══ DATA PROVIDED
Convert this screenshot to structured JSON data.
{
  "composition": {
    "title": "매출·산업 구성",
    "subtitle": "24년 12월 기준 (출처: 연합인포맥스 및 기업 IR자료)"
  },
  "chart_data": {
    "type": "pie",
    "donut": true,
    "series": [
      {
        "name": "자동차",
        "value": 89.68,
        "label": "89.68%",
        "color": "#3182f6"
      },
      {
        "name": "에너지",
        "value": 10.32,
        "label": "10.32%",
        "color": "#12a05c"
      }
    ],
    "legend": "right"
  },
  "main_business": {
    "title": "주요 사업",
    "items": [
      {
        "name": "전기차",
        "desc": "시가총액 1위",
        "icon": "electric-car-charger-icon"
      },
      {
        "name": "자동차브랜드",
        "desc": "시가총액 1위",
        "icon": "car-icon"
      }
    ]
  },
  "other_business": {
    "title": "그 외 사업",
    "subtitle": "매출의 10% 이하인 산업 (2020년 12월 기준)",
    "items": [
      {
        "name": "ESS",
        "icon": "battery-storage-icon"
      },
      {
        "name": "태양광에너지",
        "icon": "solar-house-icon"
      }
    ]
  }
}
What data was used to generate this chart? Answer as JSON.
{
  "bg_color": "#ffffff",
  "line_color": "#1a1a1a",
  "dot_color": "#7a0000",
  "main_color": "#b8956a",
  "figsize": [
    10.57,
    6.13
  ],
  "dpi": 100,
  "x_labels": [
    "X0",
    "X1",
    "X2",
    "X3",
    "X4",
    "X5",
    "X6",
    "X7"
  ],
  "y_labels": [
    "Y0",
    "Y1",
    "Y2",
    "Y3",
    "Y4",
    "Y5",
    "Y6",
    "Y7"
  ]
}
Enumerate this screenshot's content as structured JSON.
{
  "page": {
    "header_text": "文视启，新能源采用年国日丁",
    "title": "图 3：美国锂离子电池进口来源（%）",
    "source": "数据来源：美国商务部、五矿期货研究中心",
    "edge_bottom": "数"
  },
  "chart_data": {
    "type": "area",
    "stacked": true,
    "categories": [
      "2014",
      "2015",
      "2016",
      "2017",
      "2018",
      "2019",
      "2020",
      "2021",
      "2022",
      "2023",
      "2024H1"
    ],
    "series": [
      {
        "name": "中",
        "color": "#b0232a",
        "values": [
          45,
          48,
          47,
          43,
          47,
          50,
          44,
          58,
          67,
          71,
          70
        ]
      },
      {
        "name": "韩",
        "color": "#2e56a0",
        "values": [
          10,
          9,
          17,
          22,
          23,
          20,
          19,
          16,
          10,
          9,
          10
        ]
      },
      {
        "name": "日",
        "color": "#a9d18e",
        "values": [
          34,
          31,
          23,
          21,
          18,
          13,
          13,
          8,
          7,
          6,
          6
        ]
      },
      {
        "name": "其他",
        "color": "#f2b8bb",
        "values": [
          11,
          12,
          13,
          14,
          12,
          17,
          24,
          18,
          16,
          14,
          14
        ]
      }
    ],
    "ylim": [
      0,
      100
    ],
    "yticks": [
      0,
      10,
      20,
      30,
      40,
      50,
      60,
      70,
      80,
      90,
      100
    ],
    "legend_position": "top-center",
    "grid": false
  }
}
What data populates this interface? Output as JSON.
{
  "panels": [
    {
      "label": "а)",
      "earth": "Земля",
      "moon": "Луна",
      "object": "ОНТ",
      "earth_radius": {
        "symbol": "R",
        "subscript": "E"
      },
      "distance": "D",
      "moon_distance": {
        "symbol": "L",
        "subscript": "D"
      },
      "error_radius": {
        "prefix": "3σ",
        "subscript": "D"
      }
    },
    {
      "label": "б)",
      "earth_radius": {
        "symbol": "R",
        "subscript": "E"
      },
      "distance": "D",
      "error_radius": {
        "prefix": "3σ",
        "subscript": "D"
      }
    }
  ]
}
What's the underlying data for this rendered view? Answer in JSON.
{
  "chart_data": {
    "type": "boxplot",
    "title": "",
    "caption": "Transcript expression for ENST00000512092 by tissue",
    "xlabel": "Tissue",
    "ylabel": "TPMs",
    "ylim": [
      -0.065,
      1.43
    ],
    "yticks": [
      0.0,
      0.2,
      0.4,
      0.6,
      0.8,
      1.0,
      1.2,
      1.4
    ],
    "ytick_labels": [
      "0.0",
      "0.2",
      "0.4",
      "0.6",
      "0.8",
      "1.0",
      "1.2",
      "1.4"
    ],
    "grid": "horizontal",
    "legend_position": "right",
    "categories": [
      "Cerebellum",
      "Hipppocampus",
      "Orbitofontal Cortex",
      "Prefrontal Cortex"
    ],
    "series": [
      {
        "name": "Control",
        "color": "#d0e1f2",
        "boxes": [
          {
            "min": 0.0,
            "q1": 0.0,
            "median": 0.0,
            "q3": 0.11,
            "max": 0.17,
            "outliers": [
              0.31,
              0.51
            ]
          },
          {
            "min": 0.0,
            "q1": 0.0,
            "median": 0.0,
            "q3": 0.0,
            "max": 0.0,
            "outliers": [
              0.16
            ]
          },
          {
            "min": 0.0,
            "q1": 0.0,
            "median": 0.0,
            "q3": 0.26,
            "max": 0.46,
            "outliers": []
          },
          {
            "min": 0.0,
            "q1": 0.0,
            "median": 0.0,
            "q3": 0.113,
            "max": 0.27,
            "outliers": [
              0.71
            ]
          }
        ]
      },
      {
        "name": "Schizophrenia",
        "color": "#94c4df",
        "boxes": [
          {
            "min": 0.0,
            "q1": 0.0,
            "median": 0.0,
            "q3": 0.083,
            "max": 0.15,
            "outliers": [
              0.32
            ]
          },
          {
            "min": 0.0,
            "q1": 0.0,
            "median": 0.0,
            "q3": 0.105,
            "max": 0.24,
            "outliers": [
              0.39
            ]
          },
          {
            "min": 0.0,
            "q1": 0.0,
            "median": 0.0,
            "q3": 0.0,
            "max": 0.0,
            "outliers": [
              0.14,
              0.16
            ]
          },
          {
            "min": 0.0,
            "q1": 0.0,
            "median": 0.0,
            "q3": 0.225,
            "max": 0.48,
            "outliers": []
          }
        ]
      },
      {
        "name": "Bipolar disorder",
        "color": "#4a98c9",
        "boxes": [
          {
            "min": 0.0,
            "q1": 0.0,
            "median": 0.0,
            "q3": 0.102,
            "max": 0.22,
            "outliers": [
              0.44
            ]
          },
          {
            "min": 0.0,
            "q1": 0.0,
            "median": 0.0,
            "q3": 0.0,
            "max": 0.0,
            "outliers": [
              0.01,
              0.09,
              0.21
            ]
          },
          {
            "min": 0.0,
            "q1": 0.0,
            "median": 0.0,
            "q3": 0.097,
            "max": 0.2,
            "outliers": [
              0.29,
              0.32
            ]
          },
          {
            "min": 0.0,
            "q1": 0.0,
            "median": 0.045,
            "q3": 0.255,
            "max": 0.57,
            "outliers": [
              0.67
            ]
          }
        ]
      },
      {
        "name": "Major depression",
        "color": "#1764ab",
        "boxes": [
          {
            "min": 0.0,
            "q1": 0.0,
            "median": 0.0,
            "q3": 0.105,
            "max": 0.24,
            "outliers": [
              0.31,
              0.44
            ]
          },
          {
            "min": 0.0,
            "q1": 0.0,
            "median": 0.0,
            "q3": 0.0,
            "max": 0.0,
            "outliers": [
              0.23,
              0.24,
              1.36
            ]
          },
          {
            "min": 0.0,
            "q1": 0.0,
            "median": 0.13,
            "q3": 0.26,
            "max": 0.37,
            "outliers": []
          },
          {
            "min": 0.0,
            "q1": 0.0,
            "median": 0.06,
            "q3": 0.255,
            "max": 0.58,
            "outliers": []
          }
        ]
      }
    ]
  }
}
════
• [WRITTEN TASK] Filter the data, keeping only the lines that contain "What".

• [ANSWER]
What data was used to generate this chart? Answer as JSON.
What data populates this interface? Output as JSON.
What's the underlying data for this rendered view? Answer in JSON.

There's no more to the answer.